* **What this task involves**:
Using the data below, gather each line that includes the word "Polen".

[Recorded data]
* * *

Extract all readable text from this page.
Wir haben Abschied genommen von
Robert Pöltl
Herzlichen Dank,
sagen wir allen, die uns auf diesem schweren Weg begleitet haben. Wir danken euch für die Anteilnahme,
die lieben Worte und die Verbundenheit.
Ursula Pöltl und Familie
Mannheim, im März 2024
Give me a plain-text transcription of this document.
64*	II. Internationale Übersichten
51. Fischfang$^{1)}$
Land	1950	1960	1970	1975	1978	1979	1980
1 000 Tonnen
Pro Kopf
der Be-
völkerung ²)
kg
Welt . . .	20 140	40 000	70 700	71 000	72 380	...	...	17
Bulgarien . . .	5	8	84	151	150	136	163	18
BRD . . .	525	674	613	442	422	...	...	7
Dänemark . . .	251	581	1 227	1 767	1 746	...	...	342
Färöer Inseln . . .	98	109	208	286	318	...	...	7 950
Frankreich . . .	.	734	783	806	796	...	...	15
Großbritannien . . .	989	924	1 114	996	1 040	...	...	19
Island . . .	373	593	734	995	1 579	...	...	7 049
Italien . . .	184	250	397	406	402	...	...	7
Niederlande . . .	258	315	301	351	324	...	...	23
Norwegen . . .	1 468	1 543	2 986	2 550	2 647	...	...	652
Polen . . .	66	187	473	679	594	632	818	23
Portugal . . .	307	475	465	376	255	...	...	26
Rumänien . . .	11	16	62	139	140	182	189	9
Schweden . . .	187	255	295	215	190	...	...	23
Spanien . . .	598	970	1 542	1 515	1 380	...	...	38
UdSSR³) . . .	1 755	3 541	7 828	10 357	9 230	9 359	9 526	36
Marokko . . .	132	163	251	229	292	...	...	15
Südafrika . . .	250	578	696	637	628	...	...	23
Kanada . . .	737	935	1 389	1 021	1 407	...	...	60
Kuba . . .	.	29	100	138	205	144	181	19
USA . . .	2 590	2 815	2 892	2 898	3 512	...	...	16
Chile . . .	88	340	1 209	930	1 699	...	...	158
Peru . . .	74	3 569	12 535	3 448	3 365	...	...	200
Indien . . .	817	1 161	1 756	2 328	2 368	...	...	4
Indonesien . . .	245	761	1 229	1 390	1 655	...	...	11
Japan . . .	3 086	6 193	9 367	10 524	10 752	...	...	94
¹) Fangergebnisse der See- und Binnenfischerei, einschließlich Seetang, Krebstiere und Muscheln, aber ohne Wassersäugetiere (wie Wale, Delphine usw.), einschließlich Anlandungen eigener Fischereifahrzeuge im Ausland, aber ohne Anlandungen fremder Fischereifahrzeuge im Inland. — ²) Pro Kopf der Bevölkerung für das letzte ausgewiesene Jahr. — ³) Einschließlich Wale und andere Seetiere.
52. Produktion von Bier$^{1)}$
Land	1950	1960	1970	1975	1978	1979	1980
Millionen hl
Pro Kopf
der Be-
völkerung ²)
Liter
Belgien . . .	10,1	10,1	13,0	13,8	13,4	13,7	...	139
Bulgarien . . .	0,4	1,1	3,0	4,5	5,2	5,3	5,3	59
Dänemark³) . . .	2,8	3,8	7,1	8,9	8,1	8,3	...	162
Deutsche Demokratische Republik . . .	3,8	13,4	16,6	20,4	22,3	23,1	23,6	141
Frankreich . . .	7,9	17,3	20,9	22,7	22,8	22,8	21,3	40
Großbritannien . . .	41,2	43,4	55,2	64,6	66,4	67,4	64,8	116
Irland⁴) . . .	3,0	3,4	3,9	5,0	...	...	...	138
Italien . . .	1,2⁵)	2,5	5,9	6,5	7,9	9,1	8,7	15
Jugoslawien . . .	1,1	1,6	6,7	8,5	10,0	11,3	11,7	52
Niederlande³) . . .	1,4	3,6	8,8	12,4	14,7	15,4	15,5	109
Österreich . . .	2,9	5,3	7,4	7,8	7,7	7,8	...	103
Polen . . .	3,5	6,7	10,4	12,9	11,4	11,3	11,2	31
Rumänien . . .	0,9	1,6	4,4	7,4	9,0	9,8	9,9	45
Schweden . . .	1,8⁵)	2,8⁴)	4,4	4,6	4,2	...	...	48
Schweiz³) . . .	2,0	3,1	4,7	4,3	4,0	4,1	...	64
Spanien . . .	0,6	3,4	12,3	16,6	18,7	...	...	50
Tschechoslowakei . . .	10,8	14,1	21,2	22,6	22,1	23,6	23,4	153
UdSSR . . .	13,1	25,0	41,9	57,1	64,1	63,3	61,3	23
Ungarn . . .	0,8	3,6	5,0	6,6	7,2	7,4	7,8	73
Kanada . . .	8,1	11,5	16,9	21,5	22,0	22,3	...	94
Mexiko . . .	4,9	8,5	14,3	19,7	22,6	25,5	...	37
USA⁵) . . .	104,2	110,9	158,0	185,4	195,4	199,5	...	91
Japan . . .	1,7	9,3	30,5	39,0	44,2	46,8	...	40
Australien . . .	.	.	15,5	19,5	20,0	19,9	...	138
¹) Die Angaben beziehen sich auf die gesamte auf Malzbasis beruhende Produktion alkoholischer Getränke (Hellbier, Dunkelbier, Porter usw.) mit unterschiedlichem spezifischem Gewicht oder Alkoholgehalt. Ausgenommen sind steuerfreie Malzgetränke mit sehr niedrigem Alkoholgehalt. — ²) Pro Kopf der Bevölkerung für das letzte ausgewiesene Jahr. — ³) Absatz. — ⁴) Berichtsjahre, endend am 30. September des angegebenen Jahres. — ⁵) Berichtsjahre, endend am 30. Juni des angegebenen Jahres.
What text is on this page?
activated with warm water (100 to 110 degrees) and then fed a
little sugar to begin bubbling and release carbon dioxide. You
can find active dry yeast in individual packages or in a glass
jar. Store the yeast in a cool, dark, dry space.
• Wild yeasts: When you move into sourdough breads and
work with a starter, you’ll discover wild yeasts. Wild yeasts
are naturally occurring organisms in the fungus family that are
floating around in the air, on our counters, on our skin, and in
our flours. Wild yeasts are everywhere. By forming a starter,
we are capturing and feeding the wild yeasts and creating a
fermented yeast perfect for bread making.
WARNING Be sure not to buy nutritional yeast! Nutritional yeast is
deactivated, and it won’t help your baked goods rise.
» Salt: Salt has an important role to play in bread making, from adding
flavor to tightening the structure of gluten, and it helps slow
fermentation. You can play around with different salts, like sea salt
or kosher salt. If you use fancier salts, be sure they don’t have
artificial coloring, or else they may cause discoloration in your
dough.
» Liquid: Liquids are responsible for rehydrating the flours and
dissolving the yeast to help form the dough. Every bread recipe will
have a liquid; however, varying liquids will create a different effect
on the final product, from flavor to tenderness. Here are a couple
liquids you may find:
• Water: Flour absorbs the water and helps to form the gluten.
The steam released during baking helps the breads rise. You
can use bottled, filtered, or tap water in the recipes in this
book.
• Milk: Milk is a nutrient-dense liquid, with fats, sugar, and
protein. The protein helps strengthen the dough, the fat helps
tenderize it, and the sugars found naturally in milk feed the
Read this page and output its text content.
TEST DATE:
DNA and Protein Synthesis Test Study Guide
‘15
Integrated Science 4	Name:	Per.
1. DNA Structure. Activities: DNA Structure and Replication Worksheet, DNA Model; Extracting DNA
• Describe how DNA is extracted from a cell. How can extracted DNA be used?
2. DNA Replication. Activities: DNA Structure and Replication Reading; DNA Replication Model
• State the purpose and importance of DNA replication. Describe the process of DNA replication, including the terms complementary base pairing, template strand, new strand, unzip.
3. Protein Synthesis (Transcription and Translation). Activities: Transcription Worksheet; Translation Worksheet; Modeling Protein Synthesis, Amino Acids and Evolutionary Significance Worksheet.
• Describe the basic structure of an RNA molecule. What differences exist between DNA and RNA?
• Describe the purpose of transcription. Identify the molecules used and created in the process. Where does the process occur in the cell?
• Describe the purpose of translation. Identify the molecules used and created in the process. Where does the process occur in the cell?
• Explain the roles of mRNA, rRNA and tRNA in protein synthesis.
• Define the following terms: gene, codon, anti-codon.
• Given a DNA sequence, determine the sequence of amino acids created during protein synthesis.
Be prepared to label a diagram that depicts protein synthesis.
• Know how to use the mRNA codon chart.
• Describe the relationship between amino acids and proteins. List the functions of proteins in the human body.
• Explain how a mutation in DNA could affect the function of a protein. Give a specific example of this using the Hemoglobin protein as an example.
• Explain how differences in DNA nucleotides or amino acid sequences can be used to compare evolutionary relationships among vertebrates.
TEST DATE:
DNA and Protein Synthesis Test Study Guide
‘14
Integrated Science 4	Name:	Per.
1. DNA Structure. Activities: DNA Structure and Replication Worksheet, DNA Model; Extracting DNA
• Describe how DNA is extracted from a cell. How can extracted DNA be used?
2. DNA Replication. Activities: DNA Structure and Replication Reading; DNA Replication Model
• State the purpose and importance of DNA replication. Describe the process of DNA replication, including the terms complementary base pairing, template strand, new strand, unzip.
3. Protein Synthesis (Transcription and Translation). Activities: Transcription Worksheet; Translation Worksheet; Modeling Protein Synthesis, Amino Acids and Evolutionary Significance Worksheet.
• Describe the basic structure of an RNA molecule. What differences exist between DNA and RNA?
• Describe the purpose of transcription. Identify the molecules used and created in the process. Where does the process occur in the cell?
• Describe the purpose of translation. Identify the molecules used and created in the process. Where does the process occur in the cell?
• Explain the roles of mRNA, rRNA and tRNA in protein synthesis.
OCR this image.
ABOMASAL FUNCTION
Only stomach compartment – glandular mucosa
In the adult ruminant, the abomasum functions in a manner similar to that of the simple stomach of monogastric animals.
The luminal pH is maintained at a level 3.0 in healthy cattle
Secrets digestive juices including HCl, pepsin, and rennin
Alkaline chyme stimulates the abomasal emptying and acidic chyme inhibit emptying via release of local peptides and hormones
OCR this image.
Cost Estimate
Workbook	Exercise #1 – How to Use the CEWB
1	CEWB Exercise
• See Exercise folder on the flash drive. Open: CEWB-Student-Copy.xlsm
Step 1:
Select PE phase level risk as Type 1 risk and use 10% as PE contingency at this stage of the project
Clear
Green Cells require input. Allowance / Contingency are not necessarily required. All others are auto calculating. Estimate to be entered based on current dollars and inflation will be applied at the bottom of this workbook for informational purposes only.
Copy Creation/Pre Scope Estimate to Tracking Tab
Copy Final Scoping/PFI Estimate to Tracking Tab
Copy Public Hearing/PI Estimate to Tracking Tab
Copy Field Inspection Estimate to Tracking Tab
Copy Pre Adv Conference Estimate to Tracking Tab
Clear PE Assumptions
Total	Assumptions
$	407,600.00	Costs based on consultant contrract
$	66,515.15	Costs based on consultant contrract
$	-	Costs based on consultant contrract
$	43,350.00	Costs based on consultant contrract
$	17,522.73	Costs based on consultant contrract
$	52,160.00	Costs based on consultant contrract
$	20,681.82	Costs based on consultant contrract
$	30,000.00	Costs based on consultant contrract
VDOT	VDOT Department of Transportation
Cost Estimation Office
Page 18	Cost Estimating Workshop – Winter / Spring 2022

* * *

* **Answer**:
Polen . . .	66	187	473	679	594	632	818	23
Polen . . .	3,5	6,7	10,4	12,9	11,4	11,3	11,2	31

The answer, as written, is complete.